- TEXT SEGMENT -
>> Start
Here is an example scenario for installing the plugin, login to bosh (ask your sysadmin for credentials), uploading the redis release to bosh, and then creating and deleting as many redis servers as you and your team need.

$ gem install bosh_cli "~> 1.5.0.pre" --source https://s3.amazonaws.com/bosh-jenkins-gems/ 
$ gem install bosh_cli_plugin_redis

$ bosh prepare redis
$ bosh create redis
$ bosh show redis uri
redis://:c1da04...@0.redis.default.demoredis.microbosh:6379/0
$ cf set-env myapp REDIS_URI redis://:c1da04...@0.redis.default.redis-123.microbosh:6379/0

$ cf unset-env myapp REDIS_URI
$ bosh delete redis

The blog post with known limitations & how-tos is at http://starkandwayne.com/articles/2013/07/08/simple-redis-service/

The source for the CLI plugin is at https://github.com/drnic/bosh_cli_plugin_redis

The source for running redis upon bosh is https://github.com/cloudfoundry-community/redis-boshrelease


Does this UX seem nice to you?
>> End
- GIVEN DATA -
>> Start
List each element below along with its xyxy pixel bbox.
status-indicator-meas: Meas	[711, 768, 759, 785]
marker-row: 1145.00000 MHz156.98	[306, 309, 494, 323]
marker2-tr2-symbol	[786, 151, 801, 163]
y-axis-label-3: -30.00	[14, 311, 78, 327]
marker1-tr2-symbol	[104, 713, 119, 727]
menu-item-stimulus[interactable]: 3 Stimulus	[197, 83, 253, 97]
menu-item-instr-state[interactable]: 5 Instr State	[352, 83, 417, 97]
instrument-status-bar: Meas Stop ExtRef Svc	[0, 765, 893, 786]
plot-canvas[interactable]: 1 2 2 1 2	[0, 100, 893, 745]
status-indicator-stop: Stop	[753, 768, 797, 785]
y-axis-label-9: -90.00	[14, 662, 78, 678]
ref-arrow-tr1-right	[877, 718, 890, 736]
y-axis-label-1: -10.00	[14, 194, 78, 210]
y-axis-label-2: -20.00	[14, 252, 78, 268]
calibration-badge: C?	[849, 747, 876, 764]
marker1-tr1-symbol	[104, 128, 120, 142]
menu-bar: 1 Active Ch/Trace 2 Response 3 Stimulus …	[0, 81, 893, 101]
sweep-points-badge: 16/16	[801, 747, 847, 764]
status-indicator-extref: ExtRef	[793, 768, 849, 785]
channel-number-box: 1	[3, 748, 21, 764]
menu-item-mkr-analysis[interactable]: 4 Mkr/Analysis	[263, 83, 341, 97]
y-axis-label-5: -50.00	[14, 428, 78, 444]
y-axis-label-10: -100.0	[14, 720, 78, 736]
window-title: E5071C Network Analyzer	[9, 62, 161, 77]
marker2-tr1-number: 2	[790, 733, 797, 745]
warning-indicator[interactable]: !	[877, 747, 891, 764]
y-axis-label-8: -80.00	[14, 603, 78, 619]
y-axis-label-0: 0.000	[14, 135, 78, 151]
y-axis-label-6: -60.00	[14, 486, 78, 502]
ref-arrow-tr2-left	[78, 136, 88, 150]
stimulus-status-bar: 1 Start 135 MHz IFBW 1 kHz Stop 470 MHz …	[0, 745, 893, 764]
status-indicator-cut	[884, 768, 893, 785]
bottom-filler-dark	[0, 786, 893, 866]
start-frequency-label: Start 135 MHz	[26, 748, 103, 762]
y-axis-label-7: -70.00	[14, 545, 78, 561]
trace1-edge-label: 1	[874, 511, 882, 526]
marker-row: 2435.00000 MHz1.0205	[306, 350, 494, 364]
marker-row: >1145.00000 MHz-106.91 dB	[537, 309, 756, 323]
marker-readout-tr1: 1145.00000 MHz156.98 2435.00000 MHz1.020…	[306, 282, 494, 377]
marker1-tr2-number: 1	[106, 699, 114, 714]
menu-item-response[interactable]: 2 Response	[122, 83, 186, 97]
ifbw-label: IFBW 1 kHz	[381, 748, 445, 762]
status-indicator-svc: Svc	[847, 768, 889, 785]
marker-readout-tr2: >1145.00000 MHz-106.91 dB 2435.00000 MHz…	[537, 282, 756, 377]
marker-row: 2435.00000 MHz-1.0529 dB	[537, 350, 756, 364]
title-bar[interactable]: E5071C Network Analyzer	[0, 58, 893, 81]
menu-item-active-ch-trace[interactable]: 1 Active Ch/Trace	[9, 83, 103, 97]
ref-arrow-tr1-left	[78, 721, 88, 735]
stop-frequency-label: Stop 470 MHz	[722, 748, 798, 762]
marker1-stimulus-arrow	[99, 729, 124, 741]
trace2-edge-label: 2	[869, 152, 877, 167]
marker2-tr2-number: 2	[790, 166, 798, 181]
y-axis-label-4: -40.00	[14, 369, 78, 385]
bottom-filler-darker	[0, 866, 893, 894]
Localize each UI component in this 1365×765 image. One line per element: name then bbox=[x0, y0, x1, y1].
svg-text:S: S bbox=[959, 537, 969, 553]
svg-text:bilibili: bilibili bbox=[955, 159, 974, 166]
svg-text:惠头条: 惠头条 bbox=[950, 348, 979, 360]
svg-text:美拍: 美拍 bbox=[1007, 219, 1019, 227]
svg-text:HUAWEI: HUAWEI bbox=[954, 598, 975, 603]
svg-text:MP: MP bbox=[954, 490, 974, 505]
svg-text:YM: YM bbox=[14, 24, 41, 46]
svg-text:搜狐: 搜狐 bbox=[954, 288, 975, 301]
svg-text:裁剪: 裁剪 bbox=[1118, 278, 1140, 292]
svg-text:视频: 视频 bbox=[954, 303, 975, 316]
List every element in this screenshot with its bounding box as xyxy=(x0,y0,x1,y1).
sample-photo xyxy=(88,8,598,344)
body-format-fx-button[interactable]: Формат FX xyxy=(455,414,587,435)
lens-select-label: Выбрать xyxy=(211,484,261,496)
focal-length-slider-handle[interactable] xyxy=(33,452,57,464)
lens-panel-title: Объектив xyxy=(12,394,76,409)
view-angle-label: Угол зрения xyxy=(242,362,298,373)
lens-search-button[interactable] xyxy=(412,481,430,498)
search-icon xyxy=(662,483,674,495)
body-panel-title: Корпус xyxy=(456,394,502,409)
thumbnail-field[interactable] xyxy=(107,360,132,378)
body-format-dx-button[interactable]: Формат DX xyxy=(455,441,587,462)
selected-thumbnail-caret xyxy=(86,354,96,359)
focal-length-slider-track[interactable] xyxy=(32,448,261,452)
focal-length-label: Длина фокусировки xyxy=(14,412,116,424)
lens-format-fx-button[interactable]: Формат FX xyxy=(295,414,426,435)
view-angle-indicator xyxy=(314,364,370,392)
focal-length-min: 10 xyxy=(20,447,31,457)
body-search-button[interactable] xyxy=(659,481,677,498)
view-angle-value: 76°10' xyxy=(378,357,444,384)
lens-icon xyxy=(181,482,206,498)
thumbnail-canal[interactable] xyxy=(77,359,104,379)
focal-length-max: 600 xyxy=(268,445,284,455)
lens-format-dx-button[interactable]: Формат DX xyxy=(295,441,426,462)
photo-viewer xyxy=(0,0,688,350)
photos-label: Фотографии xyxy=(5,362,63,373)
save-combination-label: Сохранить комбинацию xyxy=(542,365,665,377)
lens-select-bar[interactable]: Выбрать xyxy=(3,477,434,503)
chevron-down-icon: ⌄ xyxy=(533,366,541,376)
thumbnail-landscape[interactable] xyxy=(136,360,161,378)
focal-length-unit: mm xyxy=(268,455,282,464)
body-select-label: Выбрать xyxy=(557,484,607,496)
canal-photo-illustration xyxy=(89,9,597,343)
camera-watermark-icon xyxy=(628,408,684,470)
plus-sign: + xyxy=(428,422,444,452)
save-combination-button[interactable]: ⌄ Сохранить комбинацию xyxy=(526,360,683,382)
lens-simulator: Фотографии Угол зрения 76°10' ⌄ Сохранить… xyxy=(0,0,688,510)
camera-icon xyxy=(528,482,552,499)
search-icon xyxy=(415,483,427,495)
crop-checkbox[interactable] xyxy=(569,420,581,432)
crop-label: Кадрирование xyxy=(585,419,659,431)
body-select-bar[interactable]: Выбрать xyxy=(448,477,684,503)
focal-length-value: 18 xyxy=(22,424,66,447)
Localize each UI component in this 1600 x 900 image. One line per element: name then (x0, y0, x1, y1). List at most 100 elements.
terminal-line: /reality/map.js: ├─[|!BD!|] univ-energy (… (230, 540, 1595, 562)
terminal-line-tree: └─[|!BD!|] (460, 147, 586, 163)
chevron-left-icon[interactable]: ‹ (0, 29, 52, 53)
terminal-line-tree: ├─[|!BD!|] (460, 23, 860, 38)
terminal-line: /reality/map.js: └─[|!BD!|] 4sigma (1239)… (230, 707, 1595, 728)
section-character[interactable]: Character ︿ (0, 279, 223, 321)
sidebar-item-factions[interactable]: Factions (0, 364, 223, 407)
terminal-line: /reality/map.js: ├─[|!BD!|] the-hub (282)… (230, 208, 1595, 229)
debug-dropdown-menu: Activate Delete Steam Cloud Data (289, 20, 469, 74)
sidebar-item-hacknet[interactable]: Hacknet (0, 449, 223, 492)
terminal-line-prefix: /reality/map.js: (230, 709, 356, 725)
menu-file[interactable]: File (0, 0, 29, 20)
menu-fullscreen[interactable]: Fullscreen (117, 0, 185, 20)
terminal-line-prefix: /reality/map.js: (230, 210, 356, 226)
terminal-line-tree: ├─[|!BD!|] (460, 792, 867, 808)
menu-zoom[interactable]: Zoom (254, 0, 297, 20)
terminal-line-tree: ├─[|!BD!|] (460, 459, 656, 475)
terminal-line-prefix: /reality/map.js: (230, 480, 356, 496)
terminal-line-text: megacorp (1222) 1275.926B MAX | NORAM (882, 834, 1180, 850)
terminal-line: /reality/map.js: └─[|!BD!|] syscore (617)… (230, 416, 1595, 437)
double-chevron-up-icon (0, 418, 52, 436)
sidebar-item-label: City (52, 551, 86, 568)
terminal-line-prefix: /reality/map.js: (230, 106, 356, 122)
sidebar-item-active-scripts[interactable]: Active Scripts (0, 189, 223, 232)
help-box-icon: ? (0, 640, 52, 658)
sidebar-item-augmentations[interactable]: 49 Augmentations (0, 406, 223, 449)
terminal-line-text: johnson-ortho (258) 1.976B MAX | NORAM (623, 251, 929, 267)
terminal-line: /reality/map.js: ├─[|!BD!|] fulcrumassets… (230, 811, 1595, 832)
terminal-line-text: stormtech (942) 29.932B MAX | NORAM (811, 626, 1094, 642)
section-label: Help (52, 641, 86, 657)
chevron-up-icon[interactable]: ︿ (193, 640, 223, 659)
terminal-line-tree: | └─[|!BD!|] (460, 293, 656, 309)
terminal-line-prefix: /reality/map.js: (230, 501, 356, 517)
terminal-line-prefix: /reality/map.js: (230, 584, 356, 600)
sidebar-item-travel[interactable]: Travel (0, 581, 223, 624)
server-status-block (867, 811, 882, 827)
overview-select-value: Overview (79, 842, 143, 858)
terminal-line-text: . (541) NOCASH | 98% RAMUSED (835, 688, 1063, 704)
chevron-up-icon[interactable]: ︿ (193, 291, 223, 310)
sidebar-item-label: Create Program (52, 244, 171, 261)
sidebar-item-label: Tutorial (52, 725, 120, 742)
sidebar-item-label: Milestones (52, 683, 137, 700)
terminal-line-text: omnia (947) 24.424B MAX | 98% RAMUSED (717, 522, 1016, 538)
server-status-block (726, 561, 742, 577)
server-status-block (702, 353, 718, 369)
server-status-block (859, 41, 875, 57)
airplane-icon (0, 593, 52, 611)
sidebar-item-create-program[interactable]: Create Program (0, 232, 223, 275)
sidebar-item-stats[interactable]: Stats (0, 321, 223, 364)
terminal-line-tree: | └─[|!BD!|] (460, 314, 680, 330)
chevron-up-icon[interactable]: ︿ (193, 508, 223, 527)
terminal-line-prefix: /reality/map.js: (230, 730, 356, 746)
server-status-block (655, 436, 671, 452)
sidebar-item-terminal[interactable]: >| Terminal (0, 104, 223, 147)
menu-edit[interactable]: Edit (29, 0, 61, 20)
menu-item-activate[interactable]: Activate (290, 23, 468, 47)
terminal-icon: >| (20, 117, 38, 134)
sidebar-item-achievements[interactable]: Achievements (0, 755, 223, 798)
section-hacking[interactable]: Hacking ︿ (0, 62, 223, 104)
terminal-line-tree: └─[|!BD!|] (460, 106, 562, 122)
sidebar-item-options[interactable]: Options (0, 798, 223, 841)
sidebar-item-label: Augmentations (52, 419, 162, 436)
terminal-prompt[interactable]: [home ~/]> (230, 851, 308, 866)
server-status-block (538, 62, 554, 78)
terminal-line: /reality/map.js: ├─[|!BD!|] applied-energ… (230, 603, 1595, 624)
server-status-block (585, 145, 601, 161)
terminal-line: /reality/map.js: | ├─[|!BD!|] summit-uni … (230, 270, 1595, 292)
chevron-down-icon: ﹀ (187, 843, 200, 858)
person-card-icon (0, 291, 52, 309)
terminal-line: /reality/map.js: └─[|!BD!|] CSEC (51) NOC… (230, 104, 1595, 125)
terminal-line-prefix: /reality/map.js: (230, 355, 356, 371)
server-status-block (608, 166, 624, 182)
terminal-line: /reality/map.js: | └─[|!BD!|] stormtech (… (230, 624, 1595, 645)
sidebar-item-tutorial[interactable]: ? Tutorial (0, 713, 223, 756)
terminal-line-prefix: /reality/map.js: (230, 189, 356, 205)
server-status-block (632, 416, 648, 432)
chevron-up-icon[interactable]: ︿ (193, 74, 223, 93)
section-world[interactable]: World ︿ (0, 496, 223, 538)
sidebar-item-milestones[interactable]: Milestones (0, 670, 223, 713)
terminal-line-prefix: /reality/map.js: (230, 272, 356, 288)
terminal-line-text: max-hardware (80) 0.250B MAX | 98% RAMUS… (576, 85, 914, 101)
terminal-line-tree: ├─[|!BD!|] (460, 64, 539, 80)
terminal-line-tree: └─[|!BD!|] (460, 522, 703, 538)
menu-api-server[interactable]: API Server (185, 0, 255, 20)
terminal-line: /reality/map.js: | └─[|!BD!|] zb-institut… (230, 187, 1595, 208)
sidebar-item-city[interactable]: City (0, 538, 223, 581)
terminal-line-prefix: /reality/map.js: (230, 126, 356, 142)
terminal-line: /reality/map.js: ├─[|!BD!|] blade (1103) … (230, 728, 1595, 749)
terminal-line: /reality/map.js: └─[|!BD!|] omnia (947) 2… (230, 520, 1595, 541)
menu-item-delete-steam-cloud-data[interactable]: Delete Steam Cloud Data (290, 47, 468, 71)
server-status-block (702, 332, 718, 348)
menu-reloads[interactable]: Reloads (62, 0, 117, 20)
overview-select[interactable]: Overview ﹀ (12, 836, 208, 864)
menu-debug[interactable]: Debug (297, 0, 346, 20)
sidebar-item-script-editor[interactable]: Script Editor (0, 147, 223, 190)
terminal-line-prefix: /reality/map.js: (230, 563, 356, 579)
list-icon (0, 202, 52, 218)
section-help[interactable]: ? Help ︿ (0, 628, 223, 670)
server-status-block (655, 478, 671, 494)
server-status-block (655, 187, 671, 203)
>> End
- PROBLEM REQUIREMENTS -
In the redis plugin walkthrough, where is the source for the CLI plugin hosted?

- FULL RESPONSE -
https://github.com/drnic/bosh_cli_plugin_redis